**PROBLEM TO SOLVE:**
Your task is to reproduce the material exactly.

### DATASET ###

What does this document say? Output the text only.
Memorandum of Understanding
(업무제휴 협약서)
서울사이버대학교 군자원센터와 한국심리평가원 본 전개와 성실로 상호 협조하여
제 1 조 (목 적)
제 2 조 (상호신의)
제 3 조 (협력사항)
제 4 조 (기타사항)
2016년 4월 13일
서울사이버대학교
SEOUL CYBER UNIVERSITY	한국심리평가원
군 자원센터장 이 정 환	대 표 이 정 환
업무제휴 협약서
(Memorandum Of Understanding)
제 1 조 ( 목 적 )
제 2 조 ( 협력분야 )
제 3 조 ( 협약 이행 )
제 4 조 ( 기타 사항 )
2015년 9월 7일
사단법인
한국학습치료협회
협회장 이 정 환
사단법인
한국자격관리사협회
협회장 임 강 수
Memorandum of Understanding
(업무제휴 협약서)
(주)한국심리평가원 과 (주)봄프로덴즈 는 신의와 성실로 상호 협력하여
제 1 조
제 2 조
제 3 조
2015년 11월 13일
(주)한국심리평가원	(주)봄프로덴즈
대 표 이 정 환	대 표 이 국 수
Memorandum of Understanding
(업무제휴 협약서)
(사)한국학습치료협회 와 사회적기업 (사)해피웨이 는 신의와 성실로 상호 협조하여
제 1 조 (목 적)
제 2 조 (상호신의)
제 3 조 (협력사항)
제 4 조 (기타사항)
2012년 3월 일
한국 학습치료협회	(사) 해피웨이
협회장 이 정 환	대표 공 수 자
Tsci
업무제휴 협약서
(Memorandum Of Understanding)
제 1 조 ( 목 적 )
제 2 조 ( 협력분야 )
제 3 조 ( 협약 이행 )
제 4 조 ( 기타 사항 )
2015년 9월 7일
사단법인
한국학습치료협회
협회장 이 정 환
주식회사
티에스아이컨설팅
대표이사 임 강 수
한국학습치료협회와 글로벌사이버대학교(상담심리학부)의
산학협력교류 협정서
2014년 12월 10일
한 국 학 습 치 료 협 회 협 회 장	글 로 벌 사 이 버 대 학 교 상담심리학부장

###

**SOLUTION FOR THIS TASK:**
What does this document say? Output the text only.
Memorandum of Understanding
(업무제휴 협약서)
서울사이버대학교 군자원센터와 한국심리평가원 본 전개와 성실로 상호 협조하여
제 1 조 (목 적)
제 2 조 (상호신의)
제 3 조 (협력사항)
제 4 조 (기타사항)
2016년 4월 13일
서울사이버대학교
SEOUL CYBER UNIVERSITY	한국심리평가원
군 자원센터장 이 정 환	대 표 이 정 환
업무제휴 협약서
(Memorandum Of Understanding)
제 1 조 ( 목 적 )
제 2 조 ( 협력분야 )
제 3 조 ( 협약 이행 )
제 4 조 ( 기타 사항 )
2015년 9월 7일
사단법인
한국학습치료협회
협회장 이 정 환
사단법인
한국자격관리사협회
협회장 임 강 수
Memorandum of Understanding
(업무제휴 협약서)
(주)한국심리평가원 과 (주)봄프로덴즈 는 신의와 성실로 상호 협력하여
제 1 조
제 2 조
제 3 조
2015년 11월 13일
(주)한국심리평가원	(주)봄프로덴즈
대 표 이 정 환	대 표 이 국 수
Memorandum of Understanding
(업무제휴 협약서)
(사)한국학습치료협회 와 사회적기업 (사)해피웨이 는 신의와 성실로 상호 협조하여
제 1 조 (목 적)
제 2 조 (상호신의)
제 3 조 (협력사항)
제 4 조 (기타사항)
2012년 3월 일
한국 학습치료협회	(사) 해피웨이
협회장 이 정 환	대표 공 수 자
Tsci
업무제휴 협약서
(Memorandum Of Understanding)
제 1 조 ( 목 적 )
제 2 조 ( 협력분야 )
제 3 조 ( 협약 이행 )
제 4 조 ( 기타 사항 )
2015년 9월 7일
사단법인
한국학습치료협회
협회장 이 정 환
주식회사
티에스아이컨설팅
대표이사 임 강 수
한국학습치료협회와 글로벌사이버대학교(상담심리학부)의
산학협력교류 협정서
2014년 12월 10일
한 국 학 습 치 료 협 회 협 회 장	글 로 벌 사 이 버 대 학 교 상담심리학부장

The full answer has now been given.